Leave out the pictures and repeat the rest of the material exactly.

%%

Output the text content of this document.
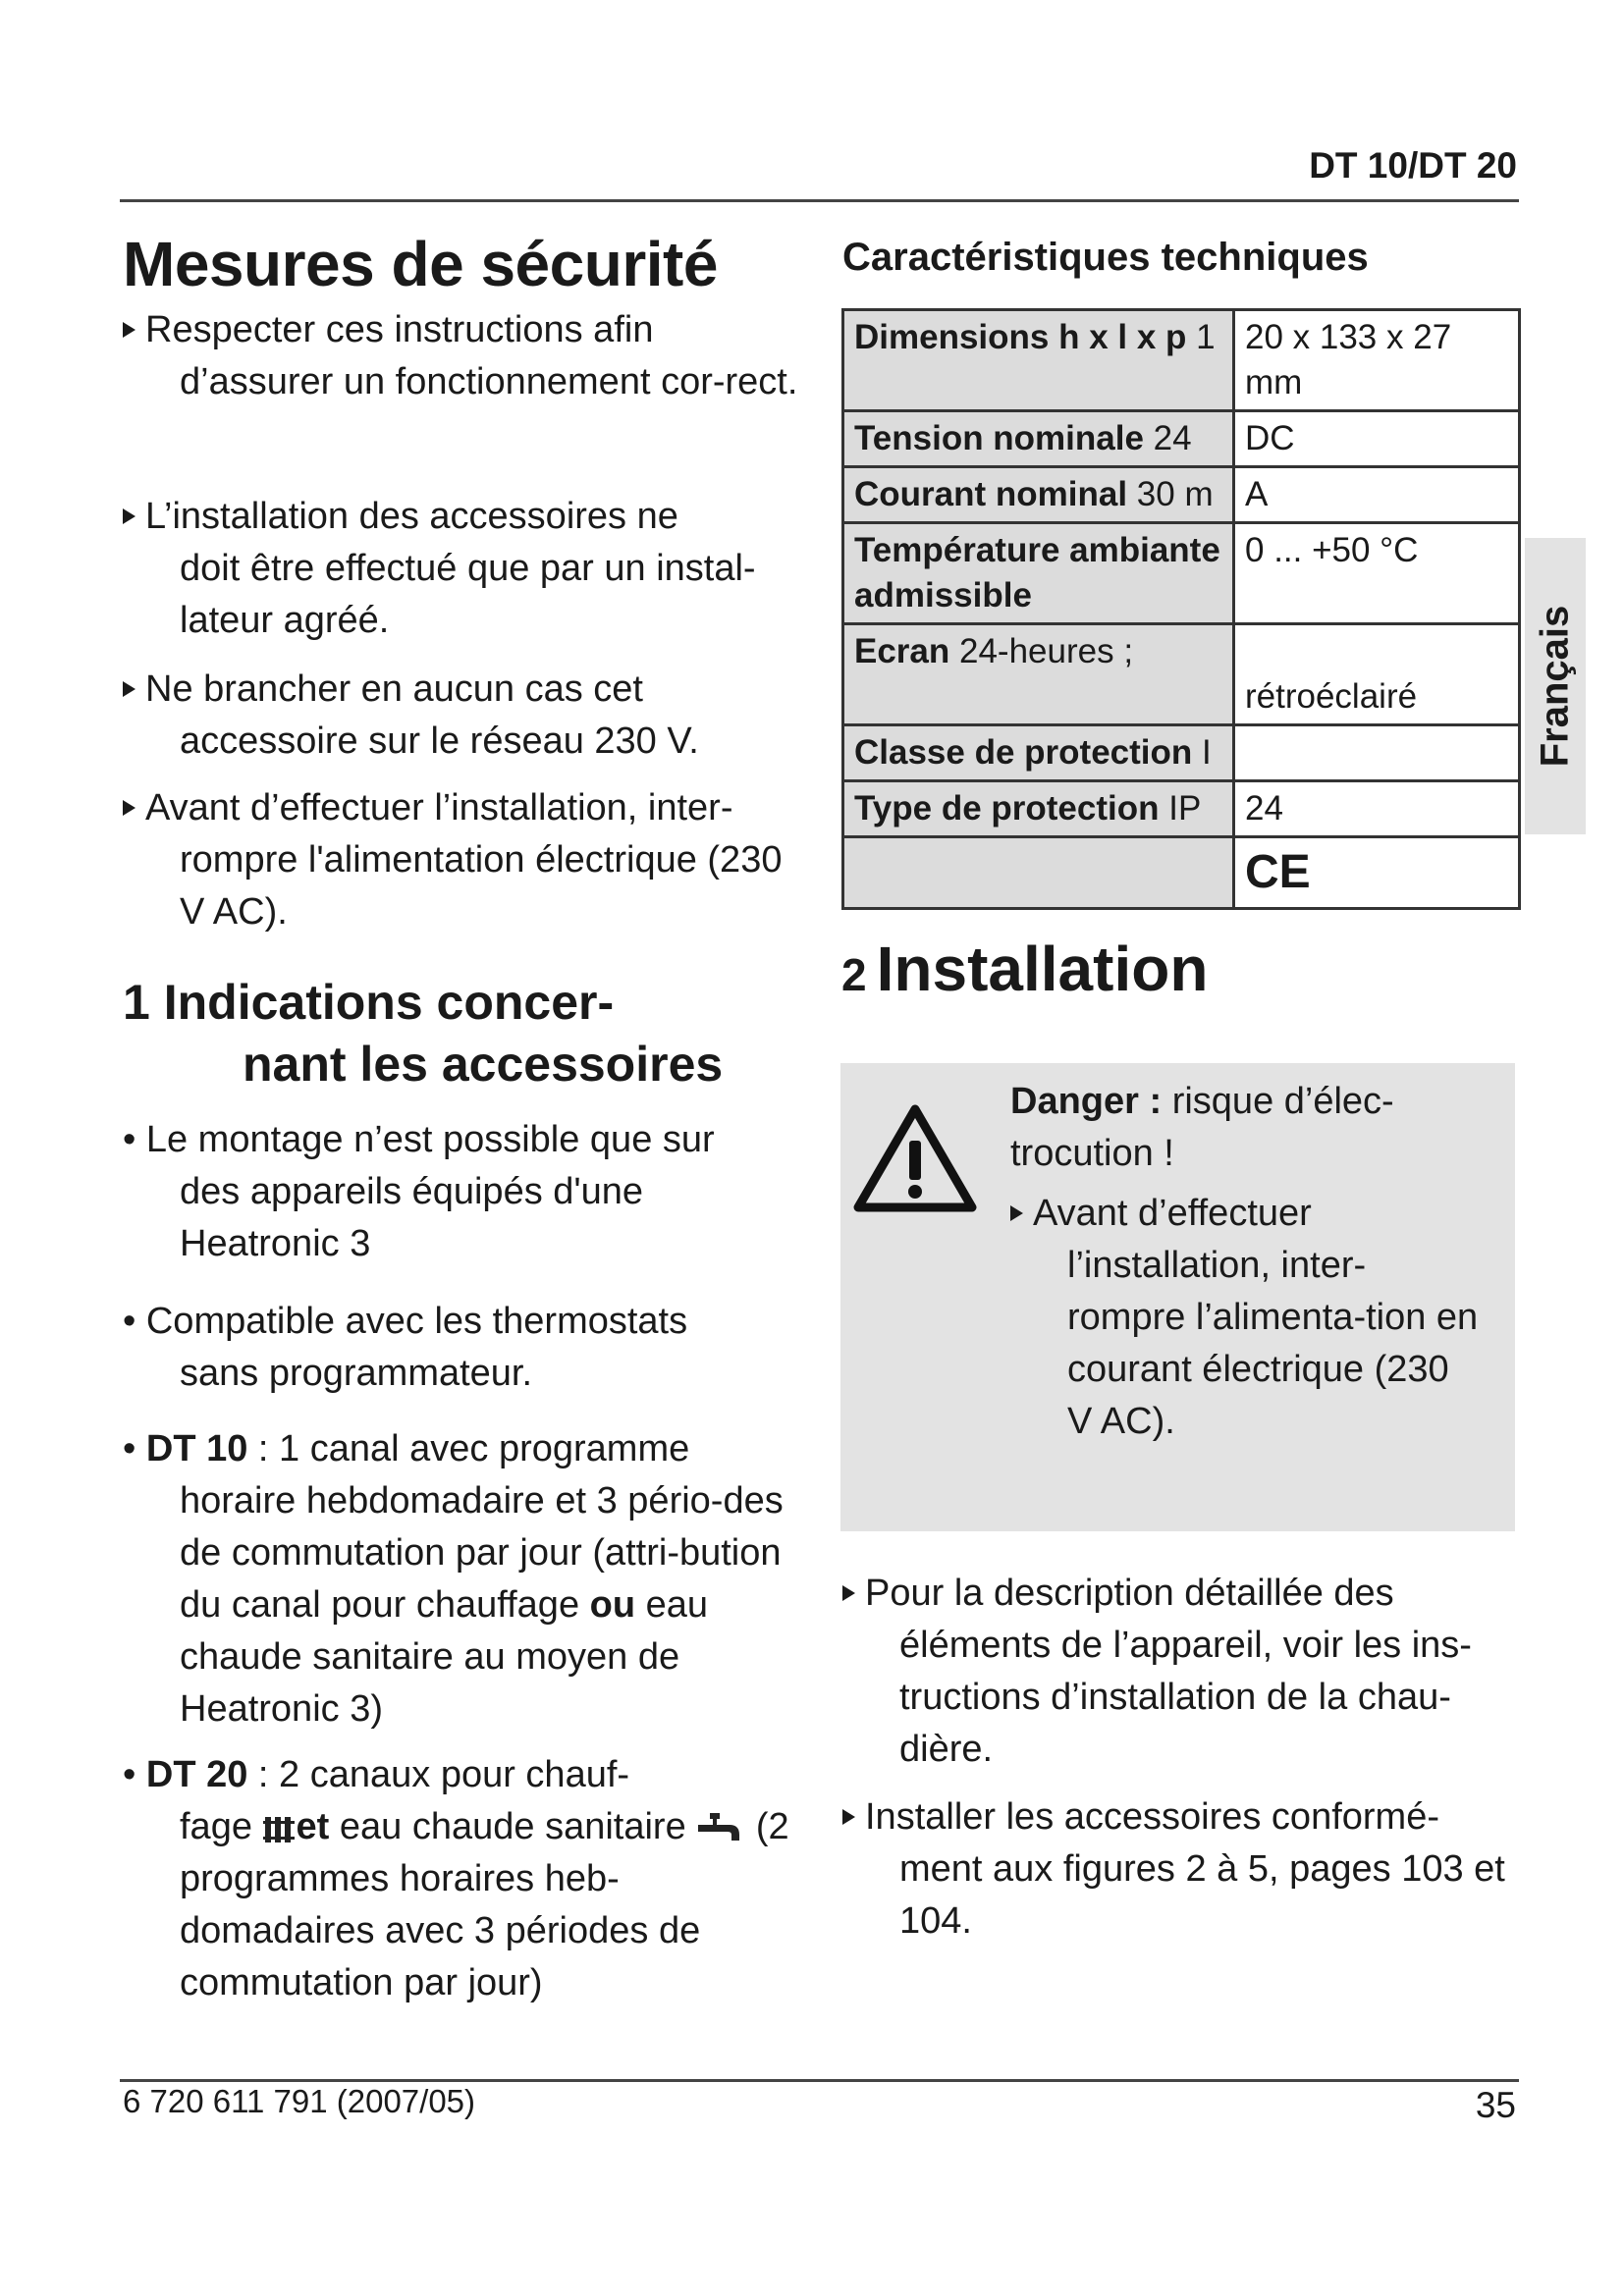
DT 10/DT 20
Mesures de sécurité
Respecter ces instructions afin
d’assurer un fonctionnement cor-rect.
L’installation des accessoires ne
doit être effectué que par un instal-lateur agréé.
Ne brancher en aucun cas cet
accessoire sur le réseau 230 V.
Avant d’effectuer l’installation, inter-
rompre l'alimentation électrique (230 V AC).
1 Indications concer-
nant les accessoires
• Le montage n’est possible que sur
des appareils équipés d'une Heatronic 3
• Compatible avec les thermostats
sans programmateur.
• DT 10 : 1 canal avec programme
horaire hebdomadaire et 3 pério-des de commutation par jour (attri-bution du canal pour chauffage ou eau chaude sanitaire au moyen de Heatronic 3)
• DT 20 : 2 canaux pour chauf-
fage et eau chaude sanitaire  (2 programmes horaires heb-domadaires avec 3 périodes de commutation par jour)
Caractéristiques techniques
Dimensions h x l x p 1	20 x 133 x 27 mm
Tension nominale 24	DC
Courant nominal 30 m	A
Température ambiante admissible	0 ... +50 °C
Ecran 24-heures ;	rétroéclairé
Classe de protection I	
Type de protection IP	24
	CE
Français
2 Installation
Danger : risque d’élec-trocution !
Avant d’effectuer
l’installation, inter-rompre l’alimenta-tion en courant électrique (230 V AC).
Pour la description détaillée des
éléments de l’appareil, voir les ins-tructions d’installation de la chau-dière.
Installer les accessoires conformé-
ment aux figures 2 à 5, pages 103 et 104.
6 720 611 791 (2007/05)	35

%%

◆ Correct answer
Output the text content of this document.
DT 10/DT 20
Mesures de sécurité
Respecter ces instructions afin
d’assurer un fonctionnement cor-rect.
L’installation des accessoires ne
doit être effectué que par un instal-lateur agréé.
Ne brancher en aucun cas cet
accessoire sur le réseau 230 V.
Avant d’effectuer l’installation, inter-
rompre l'alimentation électrique (230 V AC).
1 Indications concer-
nant les accessoires
• Le montage n’est possible que sur
des appareils équipés d'une Heatronic 3
• Compatible avec les thermostats
sans programmateur.
• DT 10 : 1 canal avec programme
horaire hebdomadaire et 3 pério-des de commutation par jour (attri-bution du canal pour chauffage ou eau chaude sanitaire au moyen de Heatronic 3)
• DT 20 : 2 canaux pour chauf-
fage et eau chaude sanitaire  (2 programmes horaires heb-domadaires avec 3 périodes de commutation par jour)
Caractéristiques techniques
Dimensions h x l x p 1	20 x 133 x 27 mm
Tension nominale 24	DC
Courant nominal 30 m	A
Température ambiante admissible	0 ... +50 °C
Ecran 24-heures ;	rétroéclairé
Classe de protection I	
Type de protection IP	24
	CE
Français
2 Installation
Danger : risque d’élec-trocution !
Avant d’effectuer
l’installation, inter-rompre l’alimenta-tion en courant électrique (230 V AC).
Pour la description détaillée des
éléments de l’appareil, voir les ins-tructions d’installation de la chau-dière.
Installer les accessoires conformé-
ment aux figures 2 à 5, pages 103 et 104.
6 720 611 791 (2007/05)	35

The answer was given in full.